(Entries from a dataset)
·····
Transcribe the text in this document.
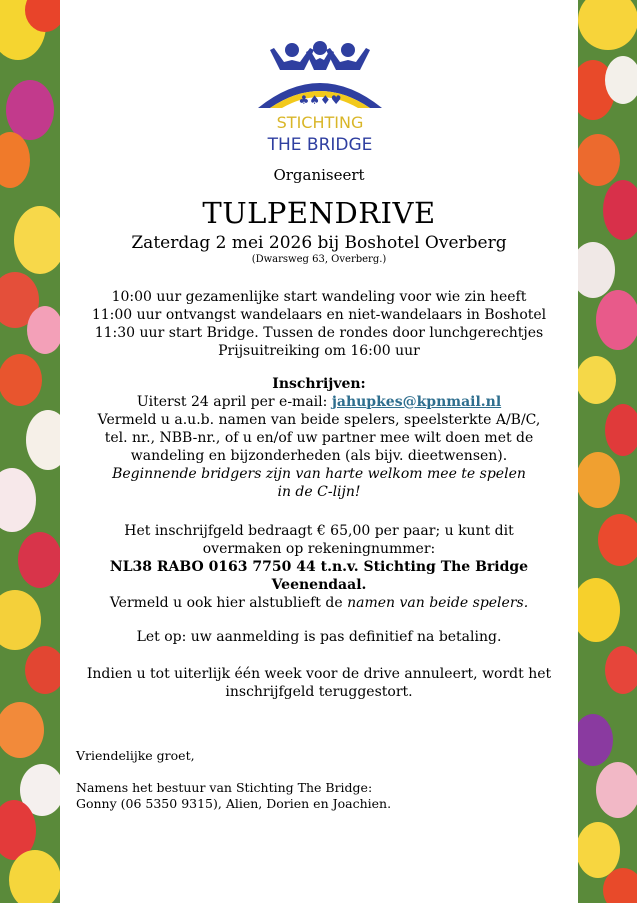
♣♠♦♥
STICHTING
THE BRIDGE
Organiseert
TULPENDRIVE
Zaterdag 2 mei 2026 bij Boshotel Overberg
(Dwarsweg 63, Overberg.)
10:00 uur gezamenlijke start wandeling voor wie zin heeft
11:00 uur ontvangst wandelaars en niet-wandelaars in Boshotel
11:30 uur start Bridge. Tussen de rondes door lunchgerechtjes
Prijsuitreiking om 16:00 uur
Inschrijven:
Uiterst 24 april per e-mail: jahupkes@kpnmail.nl
Vermeld u a.u.b. namen van beide spelers, speelsterkte A/B/C,
tel. nr., NBB-nr., of u en/of uw partner mee wilt doen met de
wandeling en bijzonderheden (als bijv. dieetwensen).
Beginnende bridgers zijn van harte welkom mee te spelen
in de C-lijn!
Het inschrijfgeld bedraagt € 65,00 per paar; u kunt dit
overmaken op rekeningnummer:
NL38 RABO 0163 7750 44 t.n.v. Stichting The Bridge
Veenendaal.
Vermeld u ook hier alstublieft de namen van beide spelers.
Let op: uw aanmelding is pas definitief na betaling.
Indien u tot uiterlijk één week voor de drive annuleert, wordt het
inschrijfgeld teruggestort.
Vriendelijke groet,
Namens het bestuur van Stichting The Bridge:
Gonny (06 5350 9315), Alien, Dorien en Joachien.
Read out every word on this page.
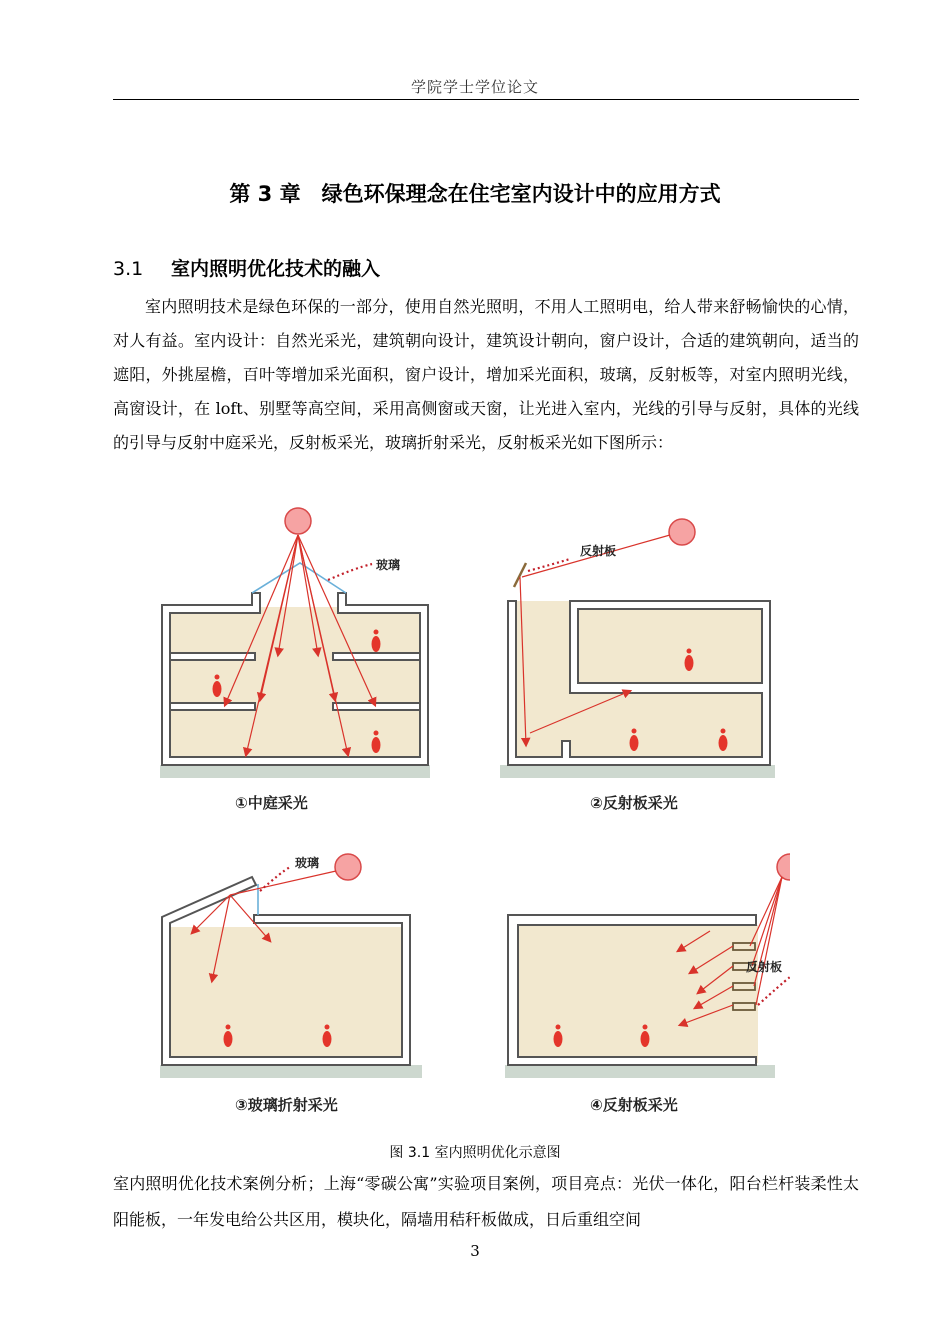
学院学士学位论文
第 3 章　绿色环保理念在住宅室内设计中的应用方式
3.1 室内照明优化技术的融入
室内照明技术是绿色环保的一部分，使用自然光照明，不用人工照明电，给人带来舒畅愉快的心情，对人有益。室内设计：自然光采光，建筑朝向设计，建筑设计朝向，窗户设计，合适的建筑朝向，适当的遮阳，外挑屋檐，百叶等增加采光面积，窗户设计，增加采光面积，玻璃，反射板等，对室内照明光线，高窗设计，在 loft、别墅等高空间，采用高侧窗或天窗，让光进入室内，光线的引导与反射，具体的光线的引导与反射中庭采光，反射板采光，玻璃折射采光，反射板采光如下图所示：
玻璃
①中庭采光
反射板
②反射板采光
玻璃
③玻璃折射采光
反射板
④反射板采光
图 3.1 室内照明优化示意图
室内照明优化技术案例分析；上海“零碳公寓”实验项目案例，项目亮点：光伏一体化，阳台栏杆装柔性太阳能板，一年发电给公共区用，模块化，隔墙用秸秆板做成，日后重组空间
3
·····
■ **TO DO**: Take the records above from the line with "Read out every word on this page." down to their last line and please copy those lines exactly, without the pictures.

■ **OUTPUT FOR THIS EXERCISE**:
Read out every word on this page.
学院学士学位论文
第 3 章　绿色环保理念在住宅室内设计中的应用方式
3.1 室内照明优化技术的融入
室内照明技术是绿色环保的一部分，使用自然光照明，不用人工照明电，给人带来舒畅愉快的心情，对人有益。室内设计：自然光采光，建筑朝向设计，建筑设计朝向，窗户设计，合适的建筑朝向，适当的遮阳，外挑屋檐，百叶等增加采光面积，窗户设计，增加采光面积，玻璃，反射板等，对室内照明光线，高窗设计，在 loft、别墅等高空间，采用高侧窗或天窗，让光进入室内，光线的引导与反射，具体的光线的引导与反射中庭采光，反射板采光，玻璃折射采光，反射板采光如下图所示：
玻璃
①中庭采光
反射板
②反射板采光
玻璃
③玻璃折射采光
反射板
④反射板采光
图 3.1 室内照明优化示意图
室内照明优化技术案例分析；上海“零碳公寓”实验项目案例，项目亮点：光伏一体化，阳台栏杆装柔性太阳能板，一年发电给公共区用，模块化，隔墙用秸秆板做成，日后重组空间
3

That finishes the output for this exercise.